------ Recorded data ------
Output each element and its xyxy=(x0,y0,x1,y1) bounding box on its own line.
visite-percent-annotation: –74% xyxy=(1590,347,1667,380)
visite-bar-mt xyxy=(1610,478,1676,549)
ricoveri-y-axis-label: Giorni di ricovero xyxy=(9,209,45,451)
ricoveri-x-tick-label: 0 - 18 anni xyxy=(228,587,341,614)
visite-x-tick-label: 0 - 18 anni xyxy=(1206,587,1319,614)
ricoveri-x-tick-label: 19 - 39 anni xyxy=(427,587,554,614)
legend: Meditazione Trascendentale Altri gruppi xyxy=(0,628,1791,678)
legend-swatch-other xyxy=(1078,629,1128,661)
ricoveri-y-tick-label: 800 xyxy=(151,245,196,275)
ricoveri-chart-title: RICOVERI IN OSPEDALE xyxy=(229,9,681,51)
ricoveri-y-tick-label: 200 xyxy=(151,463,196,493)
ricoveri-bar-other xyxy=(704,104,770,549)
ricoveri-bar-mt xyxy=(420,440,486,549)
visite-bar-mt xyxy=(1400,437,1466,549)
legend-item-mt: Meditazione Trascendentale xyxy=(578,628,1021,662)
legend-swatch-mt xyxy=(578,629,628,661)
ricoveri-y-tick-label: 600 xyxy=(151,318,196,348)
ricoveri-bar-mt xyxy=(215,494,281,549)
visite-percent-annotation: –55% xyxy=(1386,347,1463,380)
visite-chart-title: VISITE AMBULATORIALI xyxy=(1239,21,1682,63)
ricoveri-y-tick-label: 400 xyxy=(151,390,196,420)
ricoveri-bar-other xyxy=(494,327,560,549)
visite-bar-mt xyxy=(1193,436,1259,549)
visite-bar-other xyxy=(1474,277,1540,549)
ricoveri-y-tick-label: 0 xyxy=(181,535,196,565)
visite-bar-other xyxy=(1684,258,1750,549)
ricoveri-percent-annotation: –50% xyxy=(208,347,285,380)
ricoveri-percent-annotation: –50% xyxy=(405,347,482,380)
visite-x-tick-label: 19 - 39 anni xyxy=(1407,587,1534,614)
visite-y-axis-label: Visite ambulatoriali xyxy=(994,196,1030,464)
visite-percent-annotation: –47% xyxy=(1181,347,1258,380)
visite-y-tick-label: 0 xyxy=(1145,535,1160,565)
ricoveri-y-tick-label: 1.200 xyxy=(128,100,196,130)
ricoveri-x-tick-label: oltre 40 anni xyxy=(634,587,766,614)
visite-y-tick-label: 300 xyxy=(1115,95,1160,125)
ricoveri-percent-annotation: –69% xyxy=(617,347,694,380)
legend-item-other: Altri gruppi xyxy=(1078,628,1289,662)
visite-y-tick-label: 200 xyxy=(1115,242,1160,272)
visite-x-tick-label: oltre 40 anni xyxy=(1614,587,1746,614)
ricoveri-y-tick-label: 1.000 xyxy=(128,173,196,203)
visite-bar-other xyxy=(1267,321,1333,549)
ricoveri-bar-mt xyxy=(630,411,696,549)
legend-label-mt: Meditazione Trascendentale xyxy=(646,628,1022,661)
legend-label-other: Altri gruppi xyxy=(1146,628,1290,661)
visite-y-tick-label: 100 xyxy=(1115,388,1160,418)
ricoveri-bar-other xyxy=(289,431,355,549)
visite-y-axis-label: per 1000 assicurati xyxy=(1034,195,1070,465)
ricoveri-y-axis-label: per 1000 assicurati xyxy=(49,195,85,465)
------
▸ Required work:
Retype the data word for word, from its first line through the line holding "visite-bar-mt xyxy=(1193,436,1259,549)", including that line.

▸ Task output:
Output each element and its xyxy=(x0,y0,x1,y1) bounding box on its own line.
visite-percent-annotation: –74% xyxy=(1590,347,1667,380)
visite-bar-mt xyxy=(1610,478,1676,549)
ricoveri-y-axis-label: Giorni di ricovero xyxy=(9,209,45,451)
ricoveri-x-tick-label: 0 - 18 anni xyxy=(228,587,341,614)
visite-x-tick-label: 0 - 18 anni xyxy=(1206,587,1319,614)
ricoveri-x-tick-label: 19 - 39 anni xyxy=(427,587,554,614)
legend: Meditazione Trascendentale Altri gruppi xyxy=(0,628,1791,678)
legend-swatch-other xyxy=(1078,629,1128,661)
ricoveri-y-tick-label: 800 xyxy=(151,245,196,275)
ricoveri-chart-title: RICOVERI IN OSPEDALE xyxy=(229,9,681,51)
ricoveri-y-tick-label: 200 xyxy=(151,463,196,493)
ricoveri-bar-other xyxy=(704,104,770,549)
ricoveri-bar-mt xyxy=(420,440,486,549)
visite-bar-mt xyxy=(1400,437,1466,549)
legend-item-mt: Meditazione Trascendentale xyxy=(578,628,1021,662)
legend-swatch-mt xyxy=(578,629,628,661)
ricoveri-y-tick-label: 600 xyxy=(151,318,196,348)
ricoveri-bar-mt xyxy=(215,494,281,549)
visite-percent-annotation: –55% xyxy=(1386,347,1463,380)
visite-chart-title: VISITE AMBULATORIALI xyxy=(1239,21,1682,63)
ricoveri-y-tick-label: 400 xyxy=(151,390,196,420)
ricoveri-bar-other xyxy=(494,327,560,549)
visite-bar-mt xyxy=(1193,436,1259,549)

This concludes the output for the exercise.